Teks yang Diberikan
───
Saya lupa selanjutnya saya harus ngeden lagi atau engga buat ngeluarin ari-ari. Tapi yang jelas, it's truly amazing. Beberapa menit pertama merekam wajah anak pertama saya. Selanjutnya Mas Darmo mengadzani si bayi. Beberapa menit pertamanya juga. Selanjutnya kami tidak diberi kesempatan bertemu anak kami hingga 5 hari ke depan.
Saya dan Mas Darmo diisolasi selama 5 hari. Sementara anak kami dievaluasi di NICU terlebih dahulu. Kami sama sekali tidak dapat bertemu anak kami. Jangankan melihat langsung, foto saja tidak diberikan oleh pihak RS. Kami hanya dapat mengandalkan memori beberapa menit pertama kami dengan bayi kami saja untuk melepas rindu.
Karena isolasi ini pula, Idul Fitri rasanya hambar. Ruang gerak kami ya hanya satu ruangan itu. Itu pun semakin sempit karena ada pasien lain yang juga diisolasi di sana. Kami jadi harus berbagi. Kegiatan yang monoton dan beberapa kejadian yang membuat bad mood membuat suasana Idul Fitri jadi hampir tidak terasa sama sekali. Saya tidak peduli dengan perkara ucapan permohonan maaf khas idul fitri. Waktu itu fokus saya adalah pulih, ASI cukup, dan tidak stress. Karena ternyata urusan isolasi ini menantang mental juga.
Pejuang ASI
Kami mengetahui kondisi bayi kami hanya melalui chat atau telepon dengan pihak NICU. Awal-awal, dokter tidak mengizinkan saya memberikan ASI kepada krucil dengan alasan COVID. Oleh karena itu, saya tidak memompa ASI saya. Padahal tetap perlu dikeluarkan ya biar saya juga sehat.
Setelah chat beberapa kali, akhirnya dokter anak memberikan izin untuk memberikan ASI. Bahagianya saya. Beruntung pompa ASI sudah dikirimkan dari rumah.
Namun, ternyata awal-awal tu ASI seret. Susah banget mendapatkannya. Beberapa kali kami dikabari pihak NICU bahwa krucil sudah mulai rewel. Akhirnya saya menyetujui pemberian susu formula. Meskipun sempat ada miskom sehingga pernah saya mendapat kabar bahwa krucil belum diberikan sufor, hanya diberi ASI saya yang ditambah glukosa, padahal saya sudah menyetujui pemberian sufor dengan catatan ASI dari saya tetap diprioritaskan.
───
Kutipan Data
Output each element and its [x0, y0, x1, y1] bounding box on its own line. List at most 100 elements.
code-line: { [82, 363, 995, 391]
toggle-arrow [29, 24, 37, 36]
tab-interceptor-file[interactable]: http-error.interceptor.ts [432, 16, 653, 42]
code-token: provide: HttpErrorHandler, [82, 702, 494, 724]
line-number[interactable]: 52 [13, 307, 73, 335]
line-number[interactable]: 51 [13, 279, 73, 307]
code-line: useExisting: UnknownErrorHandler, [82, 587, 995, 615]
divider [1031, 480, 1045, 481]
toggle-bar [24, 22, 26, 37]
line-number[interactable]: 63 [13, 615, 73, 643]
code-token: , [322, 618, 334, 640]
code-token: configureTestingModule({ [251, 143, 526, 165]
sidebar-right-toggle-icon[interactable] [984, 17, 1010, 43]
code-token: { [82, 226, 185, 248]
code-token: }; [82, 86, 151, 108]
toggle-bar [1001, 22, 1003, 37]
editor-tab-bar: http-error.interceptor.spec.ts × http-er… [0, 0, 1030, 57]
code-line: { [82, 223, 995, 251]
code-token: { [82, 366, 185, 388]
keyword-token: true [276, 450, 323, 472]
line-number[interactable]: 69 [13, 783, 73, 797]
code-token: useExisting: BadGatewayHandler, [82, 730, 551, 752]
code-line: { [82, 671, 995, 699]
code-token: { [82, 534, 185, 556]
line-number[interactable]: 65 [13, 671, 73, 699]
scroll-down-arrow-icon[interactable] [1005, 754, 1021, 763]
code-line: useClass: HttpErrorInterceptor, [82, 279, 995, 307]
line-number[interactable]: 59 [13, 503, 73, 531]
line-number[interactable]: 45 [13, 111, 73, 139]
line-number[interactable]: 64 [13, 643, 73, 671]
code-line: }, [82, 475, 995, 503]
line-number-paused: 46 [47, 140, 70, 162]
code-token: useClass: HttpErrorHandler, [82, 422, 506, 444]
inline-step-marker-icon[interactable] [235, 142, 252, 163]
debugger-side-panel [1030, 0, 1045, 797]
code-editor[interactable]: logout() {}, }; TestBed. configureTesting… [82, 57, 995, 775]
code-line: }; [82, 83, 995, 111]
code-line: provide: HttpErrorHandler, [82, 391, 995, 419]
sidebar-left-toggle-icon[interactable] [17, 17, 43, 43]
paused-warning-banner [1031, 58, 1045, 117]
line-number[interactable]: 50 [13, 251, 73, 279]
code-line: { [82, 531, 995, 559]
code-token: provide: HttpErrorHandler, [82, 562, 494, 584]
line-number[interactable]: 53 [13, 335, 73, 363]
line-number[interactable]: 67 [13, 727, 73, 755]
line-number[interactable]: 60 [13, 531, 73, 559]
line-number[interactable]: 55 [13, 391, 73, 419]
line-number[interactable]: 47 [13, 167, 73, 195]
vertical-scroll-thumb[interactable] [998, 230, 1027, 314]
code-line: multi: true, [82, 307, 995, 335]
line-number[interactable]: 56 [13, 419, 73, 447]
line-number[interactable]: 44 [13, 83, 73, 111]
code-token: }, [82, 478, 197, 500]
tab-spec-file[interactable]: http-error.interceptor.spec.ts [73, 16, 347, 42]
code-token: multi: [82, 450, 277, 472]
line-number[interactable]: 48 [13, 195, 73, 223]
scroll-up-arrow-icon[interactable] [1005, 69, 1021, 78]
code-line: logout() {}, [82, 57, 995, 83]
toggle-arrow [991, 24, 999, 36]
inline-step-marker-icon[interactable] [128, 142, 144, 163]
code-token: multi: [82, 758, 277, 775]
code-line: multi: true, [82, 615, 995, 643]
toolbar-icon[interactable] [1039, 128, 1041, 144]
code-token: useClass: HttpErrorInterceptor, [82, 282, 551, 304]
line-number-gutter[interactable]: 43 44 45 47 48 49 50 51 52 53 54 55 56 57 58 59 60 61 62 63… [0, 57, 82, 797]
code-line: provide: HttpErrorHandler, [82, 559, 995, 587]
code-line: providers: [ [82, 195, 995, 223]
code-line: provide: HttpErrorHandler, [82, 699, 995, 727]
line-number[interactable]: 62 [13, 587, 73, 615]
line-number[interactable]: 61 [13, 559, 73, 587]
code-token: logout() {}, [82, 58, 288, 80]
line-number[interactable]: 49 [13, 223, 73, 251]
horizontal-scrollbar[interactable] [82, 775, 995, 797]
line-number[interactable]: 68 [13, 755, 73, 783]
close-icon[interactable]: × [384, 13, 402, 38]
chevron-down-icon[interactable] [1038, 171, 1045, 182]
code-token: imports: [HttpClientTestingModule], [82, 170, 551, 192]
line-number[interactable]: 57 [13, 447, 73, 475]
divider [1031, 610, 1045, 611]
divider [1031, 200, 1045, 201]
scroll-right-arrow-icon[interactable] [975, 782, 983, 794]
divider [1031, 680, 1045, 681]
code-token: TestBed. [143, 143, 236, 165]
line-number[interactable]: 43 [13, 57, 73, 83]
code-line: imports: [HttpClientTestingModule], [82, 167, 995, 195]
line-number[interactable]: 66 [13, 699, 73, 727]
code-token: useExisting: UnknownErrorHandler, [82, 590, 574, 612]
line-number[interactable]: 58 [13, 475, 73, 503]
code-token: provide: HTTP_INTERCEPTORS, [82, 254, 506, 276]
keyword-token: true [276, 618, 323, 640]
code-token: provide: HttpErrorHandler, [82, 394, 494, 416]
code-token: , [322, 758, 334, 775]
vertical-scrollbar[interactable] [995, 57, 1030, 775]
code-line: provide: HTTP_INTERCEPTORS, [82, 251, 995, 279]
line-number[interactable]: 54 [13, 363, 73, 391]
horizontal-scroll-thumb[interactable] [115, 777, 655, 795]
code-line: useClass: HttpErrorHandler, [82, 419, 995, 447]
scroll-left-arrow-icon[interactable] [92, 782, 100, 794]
───
Yang Harus Dikerjakan
**A.** Terjemahkan kalimat dari teks yang diberikan ini ke dalam bahasa Inggris: "Kami hanya dapat mengandalkan memori beberapa menit pertama kami dengan bayi kami saja untuk melepas rindu."
**B.** Tuliskan kembali dengan tepat bagian teks yang diberikan, dimulai dengan "Pejuang ASI" dan berlanjut sampai "saya juga sehat.".
Kerjakan hanya berdasarkan teks yang diberikan.

Jawaban Anda
**A.** We could only rely on our memories of our first few minutes with our baby to ease our longing.

**B.**
Pejuang ASI
Kami mengetahui kondisi bayi kami hanya melalui chat atau telepon dengan pihak NICU. Awal-awal, dokter tidak mengizinkan saya memberikan ASI kepada krucil dengan alasan COVID. Oleh karena itu, saya tidak memompa ASI saya. Padahal tetap perlu dikeluarkan ya biar saya juga sehat.